▸ **What is being asked**:
Copy all lines below containing "solves".

-- START Given records --

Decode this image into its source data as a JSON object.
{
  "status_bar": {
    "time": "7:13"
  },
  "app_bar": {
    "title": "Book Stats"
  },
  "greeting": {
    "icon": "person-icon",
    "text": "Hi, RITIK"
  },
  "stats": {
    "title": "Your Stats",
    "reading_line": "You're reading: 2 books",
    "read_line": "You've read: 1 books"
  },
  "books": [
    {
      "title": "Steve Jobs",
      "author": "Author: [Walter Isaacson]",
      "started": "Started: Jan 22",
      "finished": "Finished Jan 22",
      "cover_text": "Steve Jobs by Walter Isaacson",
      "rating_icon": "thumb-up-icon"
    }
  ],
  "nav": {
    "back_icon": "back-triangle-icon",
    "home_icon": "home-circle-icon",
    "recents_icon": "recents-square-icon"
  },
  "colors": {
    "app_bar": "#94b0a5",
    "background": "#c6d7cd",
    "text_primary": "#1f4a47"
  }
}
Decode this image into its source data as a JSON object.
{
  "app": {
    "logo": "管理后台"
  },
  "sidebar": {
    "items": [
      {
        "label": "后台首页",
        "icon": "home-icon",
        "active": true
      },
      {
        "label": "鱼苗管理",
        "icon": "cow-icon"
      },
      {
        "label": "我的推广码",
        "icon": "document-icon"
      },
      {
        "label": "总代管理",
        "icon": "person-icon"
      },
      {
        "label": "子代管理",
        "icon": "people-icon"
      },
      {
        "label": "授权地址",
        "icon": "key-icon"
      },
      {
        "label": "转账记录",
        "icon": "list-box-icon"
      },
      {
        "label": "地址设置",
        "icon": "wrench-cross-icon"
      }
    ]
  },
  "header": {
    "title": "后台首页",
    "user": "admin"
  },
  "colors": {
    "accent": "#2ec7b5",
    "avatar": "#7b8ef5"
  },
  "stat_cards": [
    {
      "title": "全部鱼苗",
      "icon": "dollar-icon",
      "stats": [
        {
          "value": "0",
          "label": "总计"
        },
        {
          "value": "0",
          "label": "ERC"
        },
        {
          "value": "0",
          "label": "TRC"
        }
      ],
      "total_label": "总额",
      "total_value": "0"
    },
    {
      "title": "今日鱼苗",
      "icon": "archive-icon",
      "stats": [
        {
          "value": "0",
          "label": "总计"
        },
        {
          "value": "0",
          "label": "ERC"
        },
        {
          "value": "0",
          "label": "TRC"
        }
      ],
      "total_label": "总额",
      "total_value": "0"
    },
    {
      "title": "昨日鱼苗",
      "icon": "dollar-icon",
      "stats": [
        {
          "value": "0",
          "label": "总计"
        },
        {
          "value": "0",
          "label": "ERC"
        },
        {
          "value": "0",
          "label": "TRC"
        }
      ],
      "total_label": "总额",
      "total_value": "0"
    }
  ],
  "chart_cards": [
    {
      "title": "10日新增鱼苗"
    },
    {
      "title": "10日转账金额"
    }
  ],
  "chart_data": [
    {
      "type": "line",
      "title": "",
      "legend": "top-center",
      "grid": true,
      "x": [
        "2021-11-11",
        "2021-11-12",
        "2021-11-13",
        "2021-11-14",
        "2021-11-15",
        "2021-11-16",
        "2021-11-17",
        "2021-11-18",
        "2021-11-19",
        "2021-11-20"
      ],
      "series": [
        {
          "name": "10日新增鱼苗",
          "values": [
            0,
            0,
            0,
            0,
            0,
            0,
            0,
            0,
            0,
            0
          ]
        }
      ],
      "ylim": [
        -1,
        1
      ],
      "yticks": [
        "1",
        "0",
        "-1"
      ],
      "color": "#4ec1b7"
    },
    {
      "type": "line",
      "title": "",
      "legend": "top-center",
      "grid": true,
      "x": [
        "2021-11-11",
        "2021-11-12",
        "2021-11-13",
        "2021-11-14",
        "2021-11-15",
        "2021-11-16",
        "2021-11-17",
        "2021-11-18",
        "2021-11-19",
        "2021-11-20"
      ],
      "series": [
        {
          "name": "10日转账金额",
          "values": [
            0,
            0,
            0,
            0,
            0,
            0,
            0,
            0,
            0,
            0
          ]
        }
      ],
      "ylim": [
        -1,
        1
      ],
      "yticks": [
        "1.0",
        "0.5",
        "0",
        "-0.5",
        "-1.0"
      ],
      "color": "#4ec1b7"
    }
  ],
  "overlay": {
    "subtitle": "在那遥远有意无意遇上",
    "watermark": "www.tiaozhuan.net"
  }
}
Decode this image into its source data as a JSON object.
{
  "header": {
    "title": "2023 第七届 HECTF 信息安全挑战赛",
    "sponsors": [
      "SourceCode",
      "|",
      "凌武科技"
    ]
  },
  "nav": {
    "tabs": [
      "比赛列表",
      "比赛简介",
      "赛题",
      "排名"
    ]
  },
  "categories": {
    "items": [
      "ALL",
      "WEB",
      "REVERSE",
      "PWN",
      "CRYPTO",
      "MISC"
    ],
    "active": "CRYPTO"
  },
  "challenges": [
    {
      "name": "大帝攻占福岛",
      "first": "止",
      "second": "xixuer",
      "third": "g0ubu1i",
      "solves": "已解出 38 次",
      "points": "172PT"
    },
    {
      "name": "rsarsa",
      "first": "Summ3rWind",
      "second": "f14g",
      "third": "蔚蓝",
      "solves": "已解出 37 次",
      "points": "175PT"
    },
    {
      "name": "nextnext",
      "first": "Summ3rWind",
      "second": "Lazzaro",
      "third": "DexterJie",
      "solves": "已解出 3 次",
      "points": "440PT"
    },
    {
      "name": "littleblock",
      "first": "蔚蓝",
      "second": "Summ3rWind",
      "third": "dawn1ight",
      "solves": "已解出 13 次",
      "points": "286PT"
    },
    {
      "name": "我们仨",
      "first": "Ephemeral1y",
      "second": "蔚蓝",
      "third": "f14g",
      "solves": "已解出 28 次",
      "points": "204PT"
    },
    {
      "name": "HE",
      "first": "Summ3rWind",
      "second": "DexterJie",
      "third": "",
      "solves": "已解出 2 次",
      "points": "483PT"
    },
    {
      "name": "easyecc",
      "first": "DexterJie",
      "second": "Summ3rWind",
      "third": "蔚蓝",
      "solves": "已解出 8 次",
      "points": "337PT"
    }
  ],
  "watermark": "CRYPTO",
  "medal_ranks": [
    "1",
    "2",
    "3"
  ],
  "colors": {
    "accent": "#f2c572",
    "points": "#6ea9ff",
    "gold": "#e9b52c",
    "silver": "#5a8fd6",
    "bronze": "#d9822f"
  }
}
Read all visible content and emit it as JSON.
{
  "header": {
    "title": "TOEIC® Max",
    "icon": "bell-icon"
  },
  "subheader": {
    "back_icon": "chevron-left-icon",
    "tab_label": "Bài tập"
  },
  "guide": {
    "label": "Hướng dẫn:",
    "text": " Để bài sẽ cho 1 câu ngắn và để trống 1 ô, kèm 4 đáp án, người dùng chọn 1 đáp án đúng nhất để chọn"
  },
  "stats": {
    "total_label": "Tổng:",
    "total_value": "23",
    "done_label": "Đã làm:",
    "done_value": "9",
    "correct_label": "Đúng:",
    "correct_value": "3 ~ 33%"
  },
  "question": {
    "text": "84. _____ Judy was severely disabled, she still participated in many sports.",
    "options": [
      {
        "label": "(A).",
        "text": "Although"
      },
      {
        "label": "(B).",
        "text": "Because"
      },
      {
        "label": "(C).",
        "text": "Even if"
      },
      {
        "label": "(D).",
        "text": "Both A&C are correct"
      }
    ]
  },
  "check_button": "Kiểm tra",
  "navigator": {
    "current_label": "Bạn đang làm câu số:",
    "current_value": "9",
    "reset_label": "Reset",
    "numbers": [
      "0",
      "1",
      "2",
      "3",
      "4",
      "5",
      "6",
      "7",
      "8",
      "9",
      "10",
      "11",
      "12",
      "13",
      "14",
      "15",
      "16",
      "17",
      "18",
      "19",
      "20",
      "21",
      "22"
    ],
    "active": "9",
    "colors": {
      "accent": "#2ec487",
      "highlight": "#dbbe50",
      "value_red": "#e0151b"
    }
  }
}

-- END Given records --

▸ **Result for this task**:
      "solves": "已解出 38 次",
      "solves": "已解出 37 次",
      "solves": "已解出 3 次",
      "solves": "已解出 13 次",
      "solves": "已解出 28 次",
      "solves": "已解出 2 次",
      "solves": "已解出 8 次",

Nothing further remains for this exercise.